PROMPT: Scan the listing below and copy every line holding "изява".

AVAILABLE DATA:
+--
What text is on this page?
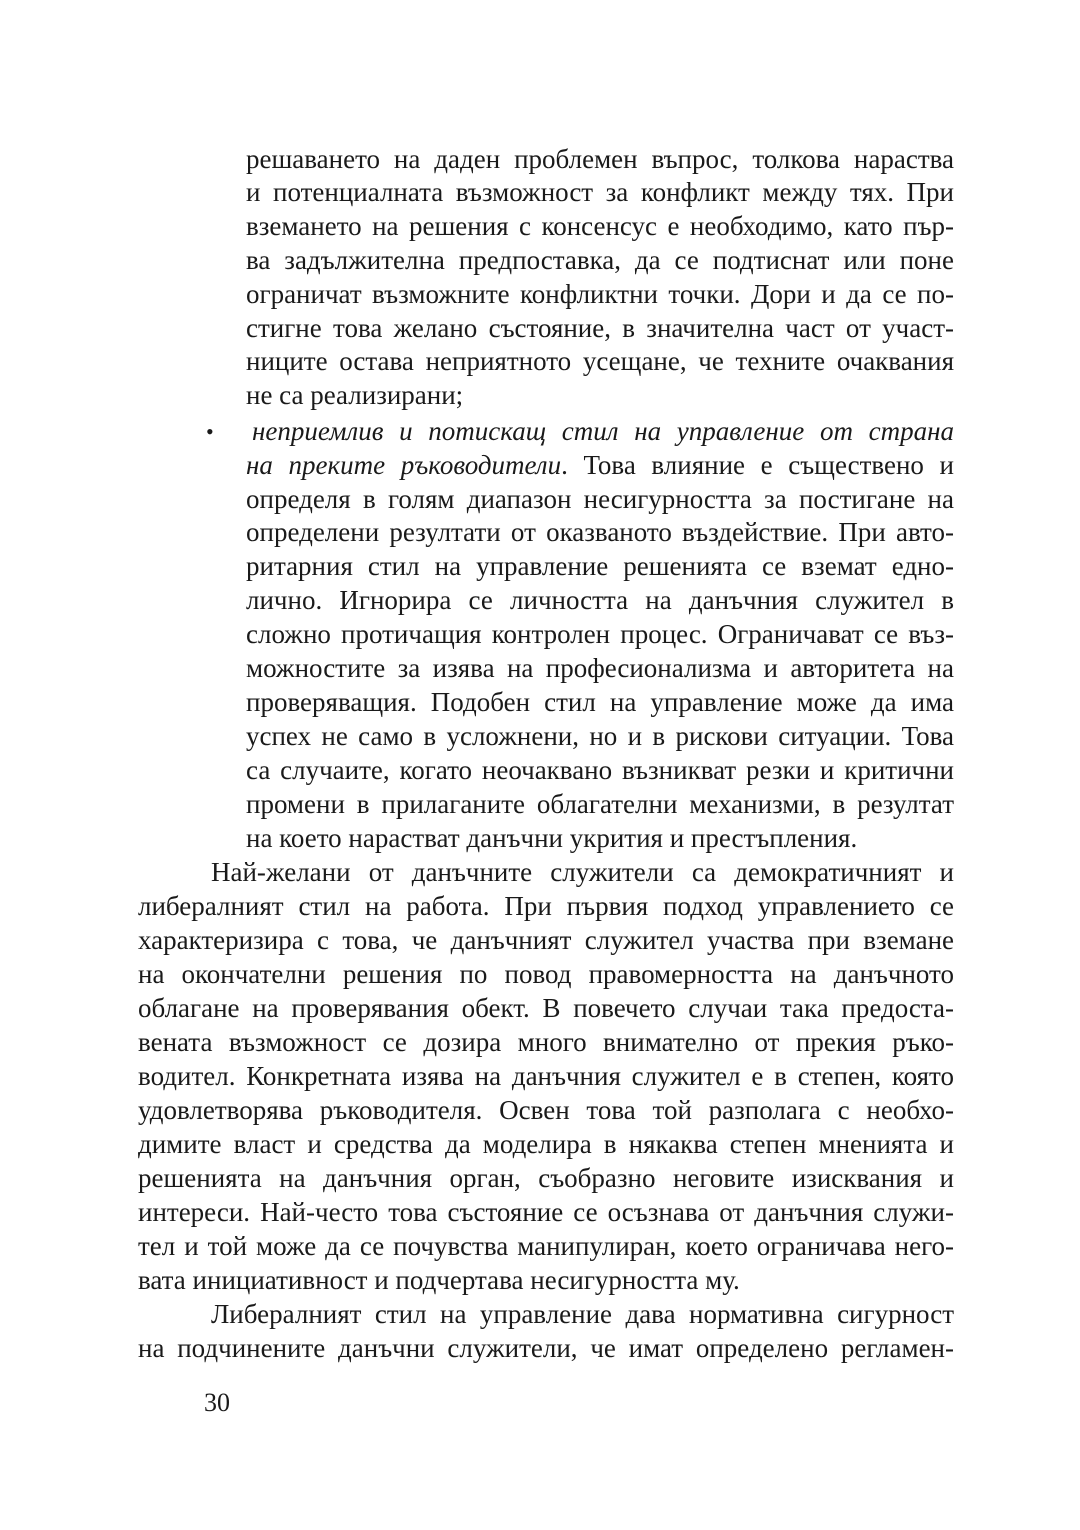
решаването на даден проблемен въпрос, толкова нараства
и потенциалната възможност за конфликт между тях. При
вземането на решения с консенсус е необходимо, като пър-
ва задължителна предпоставка, да се подтиснат или поне
ограничат възможните конфликтни точки. Дори и да се по-
стигне това желано състояние, в значителна част от участ-
ниците остава неприятното усещане, че техните очаквания
не са реализирани;
• неприемлив и потискащ стил на управление от страна
на преките ръководители. Това влияние е съществено и
определя в голям диапазон несигурността за постигане на
определени резултати от оказваното въздействие. При авто-
ритарния стил на управление решенията се вземат едно-
лично. Игнорира се личността на данъчния служител в
сложно протичащия контролен процес. Ограничават се въз-
можностите за изява на професионализма и авторитета на
проверяващия. Подобен стил на управление може да има
успех не само в усложнени, но и в рискови ситуации. Това
са случаите, когато неочаквано възникват резки и критични
промени в прилаганите облагателни механизми, в резултат
на което нарастват данъчни укрития и престъпления.
Най-желани от данъчните служители са демократичният и
либералният стил на работа. При първия подход управлението се
характеризира с това, че данъчният служител участва при вземане
на окончателни решения по повод правомерността на данъчното
облагане на проверявания обект. В повечето случаи така предоста-
вената възможност се дозира много внимателно от прекия ръко-
водител. Конкретната изява на данъчния служител е в степен, която
удовлетворява ръководителя. Освен това той разполага с необхо-
димите власт и средства да моделира в някаква степен мненията и
решенията на данъчния орган, съобразно неговите изисквания и
интереси. Най-често това състояние се осъзнава от данъчния служи-
тел и той може да се почувства манипулиран, което ограничава него-
вата инициативност и подчертава несигурността му.
Либералният стил на управление дава нормативна сигурност
на подчинените данъчни служители, че имат определено регламен-
30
+--
TASK ANSWER:
можностите за изява на професионализма и авторитета на
водител. Конкретната изява на данъчния служител е в степен, която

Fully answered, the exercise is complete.